GOAL: Write out the full listing again, exactly as it stands.

— start —

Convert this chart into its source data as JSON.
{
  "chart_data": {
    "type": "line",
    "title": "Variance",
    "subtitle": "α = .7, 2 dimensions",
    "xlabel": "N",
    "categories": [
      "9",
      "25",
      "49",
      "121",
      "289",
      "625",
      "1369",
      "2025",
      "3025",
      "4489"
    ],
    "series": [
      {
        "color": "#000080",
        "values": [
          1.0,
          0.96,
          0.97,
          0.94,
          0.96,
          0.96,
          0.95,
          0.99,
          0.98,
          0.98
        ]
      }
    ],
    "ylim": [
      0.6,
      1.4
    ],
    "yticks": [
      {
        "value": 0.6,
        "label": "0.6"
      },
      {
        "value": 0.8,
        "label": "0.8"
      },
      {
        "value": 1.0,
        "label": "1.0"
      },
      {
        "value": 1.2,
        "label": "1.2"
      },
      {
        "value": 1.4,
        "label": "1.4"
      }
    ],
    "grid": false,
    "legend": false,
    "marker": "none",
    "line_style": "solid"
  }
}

— end —

RESULT OF THIS TASK:
Convert this chart into its source data as JSON.
{
  "chart_data": {
    "type": "line",
    "title": "Variance",
    "subtitle": "α = .7, 2 dimensions",
    "xlabel": "N",
    "categories": [
      "9",
      "25",
      "49",
      "121",
      "289",
      "625",
      "1369",
      "2025",
      "3025",
      "4489"
    ],
    "series": [
      {
        "color": "#000080",
        "values": [
          1.0,
          0.96,
          0.97,
          0.94,
          0.96,
          0.96,
          0.95,
          0.99,
          0.98,
          0.98
        ]
      }
    ],
    "ylim": [
      0.6,
      1.4
    ],
    "yticks": [
      {
        "value": 0.6,
        "label": "0.6"
      },
      {
        "value": 0.8,
        "label": "0.8"
      },
      {
        "value": 1.0,
        "label": "1.0"
      },
      {
        "value": 1.2,
        "label": "1.2"
      },
      {
        "value": 1.4,
        "label": "1.4"
      }
    ],
    "grid": false,
    "legend": false,
    "marker": "none",
    "line_style": "solid"
  }
}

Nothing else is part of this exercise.